To do »
Comb the records below for the string "Pietra" and copy each line where it turns up.

============================================================

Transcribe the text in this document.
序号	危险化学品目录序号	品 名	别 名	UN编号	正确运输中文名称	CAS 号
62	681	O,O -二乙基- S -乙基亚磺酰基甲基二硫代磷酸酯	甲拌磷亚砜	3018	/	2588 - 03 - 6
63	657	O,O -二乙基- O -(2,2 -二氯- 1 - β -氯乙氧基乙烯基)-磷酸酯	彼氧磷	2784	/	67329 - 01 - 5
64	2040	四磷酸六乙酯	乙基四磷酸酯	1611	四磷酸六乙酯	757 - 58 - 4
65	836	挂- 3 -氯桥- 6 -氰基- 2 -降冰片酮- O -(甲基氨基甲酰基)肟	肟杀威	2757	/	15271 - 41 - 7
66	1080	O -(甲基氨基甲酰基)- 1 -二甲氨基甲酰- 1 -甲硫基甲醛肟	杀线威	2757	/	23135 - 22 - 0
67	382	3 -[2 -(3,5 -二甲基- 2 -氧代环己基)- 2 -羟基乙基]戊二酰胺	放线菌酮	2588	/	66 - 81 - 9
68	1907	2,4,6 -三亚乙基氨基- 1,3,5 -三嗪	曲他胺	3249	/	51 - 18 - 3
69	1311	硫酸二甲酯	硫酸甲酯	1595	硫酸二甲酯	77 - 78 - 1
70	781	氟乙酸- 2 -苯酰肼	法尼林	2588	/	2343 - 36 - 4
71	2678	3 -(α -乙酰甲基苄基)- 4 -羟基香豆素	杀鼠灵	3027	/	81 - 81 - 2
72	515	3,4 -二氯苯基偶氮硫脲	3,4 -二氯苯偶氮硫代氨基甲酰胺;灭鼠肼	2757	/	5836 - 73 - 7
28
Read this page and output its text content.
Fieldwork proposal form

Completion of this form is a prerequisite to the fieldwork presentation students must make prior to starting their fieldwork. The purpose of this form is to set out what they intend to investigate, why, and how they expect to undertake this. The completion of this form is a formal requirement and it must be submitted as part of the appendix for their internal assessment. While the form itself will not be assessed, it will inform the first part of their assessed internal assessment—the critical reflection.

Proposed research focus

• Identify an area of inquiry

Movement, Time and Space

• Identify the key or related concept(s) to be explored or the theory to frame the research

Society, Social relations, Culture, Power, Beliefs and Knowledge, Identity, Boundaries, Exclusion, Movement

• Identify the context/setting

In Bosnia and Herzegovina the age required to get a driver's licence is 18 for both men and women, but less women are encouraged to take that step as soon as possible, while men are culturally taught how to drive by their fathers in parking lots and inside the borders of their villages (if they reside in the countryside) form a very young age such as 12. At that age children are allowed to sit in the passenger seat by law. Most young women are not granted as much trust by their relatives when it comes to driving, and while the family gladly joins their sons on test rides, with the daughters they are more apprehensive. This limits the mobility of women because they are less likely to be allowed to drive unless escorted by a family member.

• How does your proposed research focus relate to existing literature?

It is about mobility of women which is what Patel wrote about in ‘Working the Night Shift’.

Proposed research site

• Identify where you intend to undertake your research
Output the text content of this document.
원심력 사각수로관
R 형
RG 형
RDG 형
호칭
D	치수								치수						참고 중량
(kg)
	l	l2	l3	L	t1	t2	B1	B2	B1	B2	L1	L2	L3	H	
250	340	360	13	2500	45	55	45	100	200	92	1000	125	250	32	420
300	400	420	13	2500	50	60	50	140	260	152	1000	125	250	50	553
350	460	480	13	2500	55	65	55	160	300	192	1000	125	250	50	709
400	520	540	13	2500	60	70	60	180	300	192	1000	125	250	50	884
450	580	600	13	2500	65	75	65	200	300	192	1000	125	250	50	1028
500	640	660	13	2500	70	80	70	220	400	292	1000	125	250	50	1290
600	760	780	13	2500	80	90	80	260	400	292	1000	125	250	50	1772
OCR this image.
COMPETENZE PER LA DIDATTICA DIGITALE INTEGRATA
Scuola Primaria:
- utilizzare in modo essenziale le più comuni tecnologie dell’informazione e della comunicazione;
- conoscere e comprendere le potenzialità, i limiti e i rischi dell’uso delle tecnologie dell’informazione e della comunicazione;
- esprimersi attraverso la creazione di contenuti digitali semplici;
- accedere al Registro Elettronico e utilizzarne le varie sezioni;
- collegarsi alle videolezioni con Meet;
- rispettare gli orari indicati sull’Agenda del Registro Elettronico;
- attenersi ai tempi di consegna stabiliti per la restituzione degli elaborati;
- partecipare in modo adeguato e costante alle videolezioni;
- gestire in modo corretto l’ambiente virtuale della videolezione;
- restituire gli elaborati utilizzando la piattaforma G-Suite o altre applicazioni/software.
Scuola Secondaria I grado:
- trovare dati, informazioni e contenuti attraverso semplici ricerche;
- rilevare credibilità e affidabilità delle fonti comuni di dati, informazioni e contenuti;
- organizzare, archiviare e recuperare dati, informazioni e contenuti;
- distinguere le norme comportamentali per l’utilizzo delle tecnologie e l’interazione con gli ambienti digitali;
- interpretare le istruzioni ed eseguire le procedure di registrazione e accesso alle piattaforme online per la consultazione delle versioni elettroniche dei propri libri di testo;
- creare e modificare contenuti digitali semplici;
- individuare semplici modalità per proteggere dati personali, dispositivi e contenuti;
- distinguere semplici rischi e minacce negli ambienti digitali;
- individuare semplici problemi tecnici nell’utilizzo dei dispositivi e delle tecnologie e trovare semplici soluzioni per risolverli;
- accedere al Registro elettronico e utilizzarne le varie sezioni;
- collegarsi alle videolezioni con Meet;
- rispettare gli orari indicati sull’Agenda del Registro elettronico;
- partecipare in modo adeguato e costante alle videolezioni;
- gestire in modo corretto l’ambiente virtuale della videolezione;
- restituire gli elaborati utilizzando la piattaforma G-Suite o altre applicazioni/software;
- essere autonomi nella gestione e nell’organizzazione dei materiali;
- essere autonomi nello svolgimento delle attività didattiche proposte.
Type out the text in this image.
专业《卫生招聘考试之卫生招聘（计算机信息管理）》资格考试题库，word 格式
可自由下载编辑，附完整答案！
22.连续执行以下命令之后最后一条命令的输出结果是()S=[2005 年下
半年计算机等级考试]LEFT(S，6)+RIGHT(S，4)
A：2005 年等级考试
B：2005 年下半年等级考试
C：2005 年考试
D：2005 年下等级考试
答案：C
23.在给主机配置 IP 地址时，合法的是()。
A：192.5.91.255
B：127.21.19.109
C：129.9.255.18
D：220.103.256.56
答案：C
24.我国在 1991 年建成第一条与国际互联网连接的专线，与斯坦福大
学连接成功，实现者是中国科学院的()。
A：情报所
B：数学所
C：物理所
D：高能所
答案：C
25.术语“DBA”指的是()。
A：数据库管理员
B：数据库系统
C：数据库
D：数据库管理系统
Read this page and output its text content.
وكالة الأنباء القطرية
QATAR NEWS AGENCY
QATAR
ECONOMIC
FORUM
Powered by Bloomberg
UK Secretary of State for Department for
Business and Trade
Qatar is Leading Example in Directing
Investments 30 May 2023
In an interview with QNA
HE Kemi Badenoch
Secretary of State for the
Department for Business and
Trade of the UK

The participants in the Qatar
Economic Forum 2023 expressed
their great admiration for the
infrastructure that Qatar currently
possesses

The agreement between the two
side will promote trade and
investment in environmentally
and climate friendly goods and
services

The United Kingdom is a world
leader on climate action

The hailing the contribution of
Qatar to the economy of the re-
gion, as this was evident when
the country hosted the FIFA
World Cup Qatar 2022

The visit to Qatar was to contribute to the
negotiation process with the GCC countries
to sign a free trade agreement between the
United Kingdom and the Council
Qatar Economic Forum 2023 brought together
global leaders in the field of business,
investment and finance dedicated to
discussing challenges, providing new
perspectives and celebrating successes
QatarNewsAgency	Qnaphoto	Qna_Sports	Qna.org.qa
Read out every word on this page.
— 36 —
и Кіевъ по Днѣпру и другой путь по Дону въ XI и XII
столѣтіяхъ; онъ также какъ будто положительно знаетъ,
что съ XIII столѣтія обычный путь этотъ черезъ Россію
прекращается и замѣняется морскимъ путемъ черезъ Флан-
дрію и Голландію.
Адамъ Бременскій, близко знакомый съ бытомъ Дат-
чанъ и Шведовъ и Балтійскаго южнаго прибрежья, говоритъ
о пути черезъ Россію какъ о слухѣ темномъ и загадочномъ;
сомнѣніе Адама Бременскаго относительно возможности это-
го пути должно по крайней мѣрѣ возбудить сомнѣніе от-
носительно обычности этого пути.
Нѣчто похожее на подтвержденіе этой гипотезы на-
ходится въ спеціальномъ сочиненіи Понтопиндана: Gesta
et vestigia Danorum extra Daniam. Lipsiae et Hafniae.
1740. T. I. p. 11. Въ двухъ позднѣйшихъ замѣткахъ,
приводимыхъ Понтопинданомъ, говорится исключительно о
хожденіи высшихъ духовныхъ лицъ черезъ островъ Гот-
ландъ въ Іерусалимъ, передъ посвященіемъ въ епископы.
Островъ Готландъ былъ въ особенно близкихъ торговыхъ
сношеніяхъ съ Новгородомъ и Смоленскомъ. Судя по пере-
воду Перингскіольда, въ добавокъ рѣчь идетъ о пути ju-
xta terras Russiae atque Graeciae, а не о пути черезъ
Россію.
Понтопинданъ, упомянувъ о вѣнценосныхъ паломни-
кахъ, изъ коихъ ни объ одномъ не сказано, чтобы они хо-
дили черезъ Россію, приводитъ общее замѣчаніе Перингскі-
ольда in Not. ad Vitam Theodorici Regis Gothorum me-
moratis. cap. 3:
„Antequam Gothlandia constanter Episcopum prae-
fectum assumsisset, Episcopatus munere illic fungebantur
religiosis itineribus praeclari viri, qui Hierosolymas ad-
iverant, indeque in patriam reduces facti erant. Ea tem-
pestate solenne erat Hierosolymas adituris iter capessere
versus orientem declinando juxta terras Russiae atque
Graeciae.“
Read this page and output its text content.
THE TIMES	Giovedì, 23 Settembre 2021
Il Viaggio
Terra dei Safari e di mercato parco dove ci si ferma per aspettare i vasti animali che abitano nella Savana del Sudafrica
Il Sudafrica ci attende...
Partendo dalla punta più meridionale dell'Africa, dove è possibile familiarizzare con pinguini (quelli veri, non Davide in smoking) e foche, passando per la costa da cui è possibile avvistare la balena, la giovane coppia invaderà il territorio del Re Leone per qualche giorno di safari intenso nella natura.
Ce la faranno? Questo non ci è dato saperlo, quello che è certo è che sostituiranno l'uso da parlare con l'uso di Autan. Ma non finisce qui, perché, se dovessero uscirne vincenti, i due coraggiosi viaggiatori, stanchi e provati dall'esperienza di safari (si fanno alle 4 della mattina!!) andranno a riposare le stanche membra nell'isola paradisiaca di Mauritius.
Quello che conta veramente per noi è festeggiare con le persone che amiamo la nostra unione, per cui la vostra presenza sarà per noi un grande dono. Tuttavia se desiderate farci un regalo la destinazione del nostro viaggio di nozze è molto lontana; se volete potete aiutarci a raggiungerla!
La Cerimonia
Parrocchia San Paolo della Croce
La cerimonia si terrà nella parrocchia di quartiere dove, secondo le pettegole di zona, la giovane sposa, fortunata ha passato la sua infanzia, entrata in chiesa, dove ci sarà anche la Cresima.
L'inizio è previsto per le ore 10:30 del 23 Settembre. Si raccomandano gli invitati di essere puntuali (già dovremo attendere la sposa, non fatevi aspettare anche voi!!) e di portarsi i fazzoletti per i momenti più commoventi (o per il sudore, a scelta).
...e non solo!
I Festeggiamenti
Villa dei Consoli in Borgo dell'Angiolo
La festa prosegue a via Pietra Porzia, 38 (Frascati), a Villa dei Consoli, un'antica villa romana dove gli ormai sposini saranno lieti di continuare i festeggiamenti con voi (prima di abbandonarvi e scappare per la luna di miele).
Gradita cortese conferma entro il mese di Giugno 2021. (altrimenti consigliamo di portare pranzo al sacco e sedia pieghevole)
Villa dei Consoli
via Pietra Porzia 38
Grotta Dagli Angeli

============================================================

The solution »
La festa prosegue a via Pietra Porzia, 38 (Frascati), a Villa dei Consoli, un'antica villa romana dove gli ormai sposini saranno lieti di continuare i festeggiamenti con voi (prima di abbandonarvi e scappare per la luna di miele).
via Pietra Porzia 38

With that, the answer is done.